**To do:** Write the data out again exactly, with no pictures.

**Dataset rows:**
** START **

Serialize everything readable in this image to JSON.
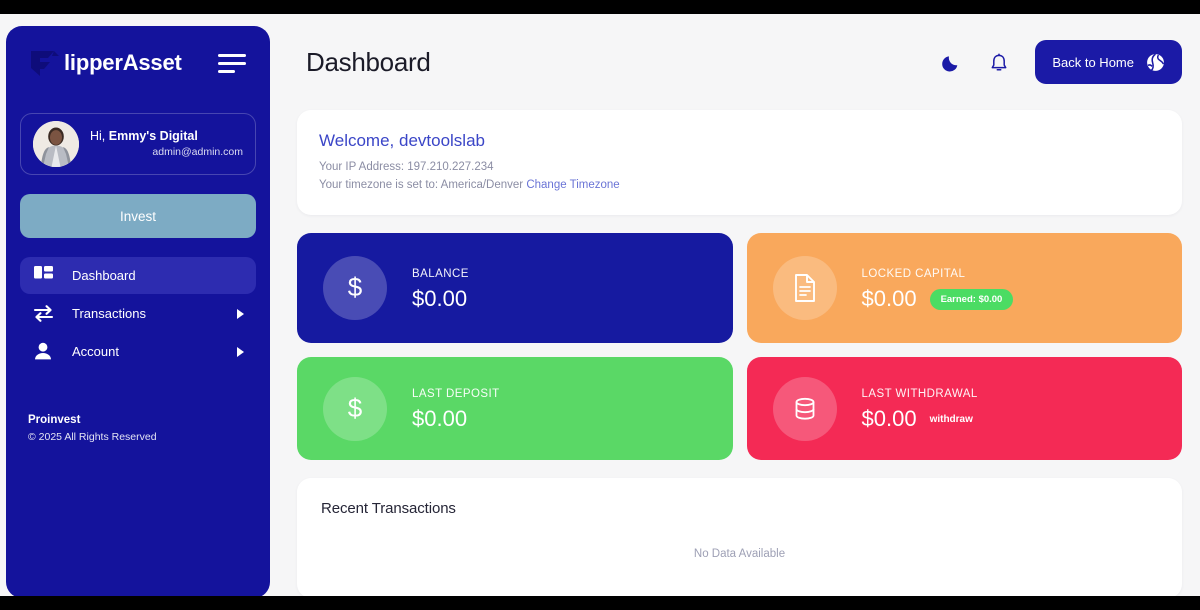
{
  "sidebar": {
    "logo_icon": "flipper-logo-icon",
    "brand_name": "lipperAsset",
    "menu_icon": "hamburger-menu-icon",
    "user": {
      "greeting_prefix": "Hi, ",
      "name": "Emmy's Digital",
      "email": "admin@admin.com",
      "avatar_icon": "user-avatar-photo"
    },
    "invest_label": "Invest",
    "items": [
      {
        "label": "Dashboard",
        "icon": "grid-dashboard-icon",
        "active": true,
        "has_chevron": false
      },
      {
        "label": "Transactions",
        "icon": "exchange-arrows-icon",
        "active": false,
        "has_chevron": true
      },
      {
        "label": "Account",
        "icon": "person-icon",
        "active": false,
        "has_chevron": true
      }
    ],
    "footer": {
      "brand": "Proinvest",
      "copyright": "© 2025 All Rights Reserved"
    }
  },
  "header": {
    "title": "Dashboard",
    "dark_mode_icon": "moon-icon",
    "notification_icon": "bell-icon",
    "home_button_label": "Back to Home",
    "home_button_icon": "globe-icon"
  },
  "welcome": {
    "title": "Welcome, devtoolslab",
    "ip_line": "Your IP Address: 197.210.227.234",
    "timezone_line": "Your timezone is set to: America/Denver",
    "timezone_link": "Change Timezone"
  },
  "stats": [
    {
      "key": "balance",
      "label": "BALANCE",
      "value": "$0.00",
      "icon": "dollar-sign-icon",
      "color": "#161aa0",
      "badge": null
    },
    {
      "key": "locked_capital",
      "label": "LOCKED CAPITAL",
      "value": "$0.00",
      "icon": "document-icon",
      "color": "#f9a85c",
      "badge": "Earned: $0.00",
      "badge_color": "#4bdc63"
    },
    {
      "key": "last_deposit",
      "label": "LAST DEPOSIT",
      "value": "$0.00",
      "icon": "dollar-sign-icon",
      "color": "#5ad866",
      "badge": null
    },
    {
      "key": "last_withdrawal",
      "label": "LAST WITHDRAWAL",
      "value": "$0.00",
      "icon": "database-icon",
      "color": "#f42a55",
      "badge": null,
      "action_label": "withdraw"
    }
  ],
  "recent": {
    "title": "Recent Transactions",
    "empty_text": "No Data Available"
  },
  "colors": {
    "sidebar_bg": "#14139c",
    "page_bg": "#f6f6f7",
    "accent": "#1b1aa6",
    "invest_btn": "#7dabc4",
    "active_nav": "#2d2cb0"
  }
}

** END **

**Solution below:**
Serialize everything readable in this image to JSON.
{
  "sidebar": {
    "logo_icon": "flipper-logo-icon",
    "brand_name": "lipperAsset",
    "menu_icon": "hamburger-menu-icon",
    "user": {
      "greeting_prefix": "Hi, ",
      "name": "Emmy's Digital",
      "email": "admin@admin.com",
      "avatar_icon": "user-avatar-photo"
    },
    "invest_label": "Invest",
    "items": [
      {
        "label": "Dashboard",
        "icon": "grid-dashboard-icon",
        "active": true,
        "has_chevron": false
      },
      {
        "label": "Transactions",
        "icon": "exchange-arrows-icon",
        "active": false,
        "has_chevron": true
      },
      {
        "label": "Account",
        "icon": "person-icon",
        "active": false,
        "has_chevron": true
      }
    ],
    "footer": {
      "brand": "Proinvest",
      "copyright": "© 2025 All Rights Reserved"
    }
  },
  "header": {
    "title": "Dashboard",
    "dark_mode_icon": "moon-icon",
    "notification_icon": "bell-icon",
    "home_button_label": "Back to Home",
    "home_button_icon": "globe-icon"
  },
  "welcome": {
    "title": "Welcome, devtoolslab",
    "ip_line": "Your IP Address: 197.210.227.234",
    "timezone_line": "Your timezone is set to: America/Denver",
    "timezone_link": "Change Timezone"
  },
  "stats": [
    {
      "key": "balance",
      "label": "BALANCE",
      "value": "$0.00",
      "icon": "dollar-sign-icon",
      "color": "#161aa0",
      "badge": null
    },
    {
      "key": "locked_capital",
      "label": "LOCKED CAPITAL",
      "value": "$0.00",
      "icon": "document-icon",
      "color": "#f9a85c",
      "badge": "Earned: $0.00",
      "badge_color": "#4bdc63"
    },
    {
      "key": "last_deposit",
      "label": "LAST DEPOSIT",
      "value": "$0.00",
      "icon": "dollar-sign-icon",
      "color": "#5ad866",
      "badge": null
    },
    {
      "key": "last_withdrawal",
      "label": "LAST WITHDRAWAL",
      "value": "$0.00",
      "icon": "database-icon",
      "color": "#f42a55",
      "badge": null,
      "action_label": "withdraw"
    }
  ],
  "recent": {
    "title": "Recent Transactions",
    "empty_text": "No Data Available"
  },
  "colors": {
    "sidebar_bg": "#14139c",
    "page_bg": "#f6f6f7",
    "accent": "#1b1aa6",
    "invest_btn": "#7dabc4",
    "active_nav": "#2d2cb0"
  }
}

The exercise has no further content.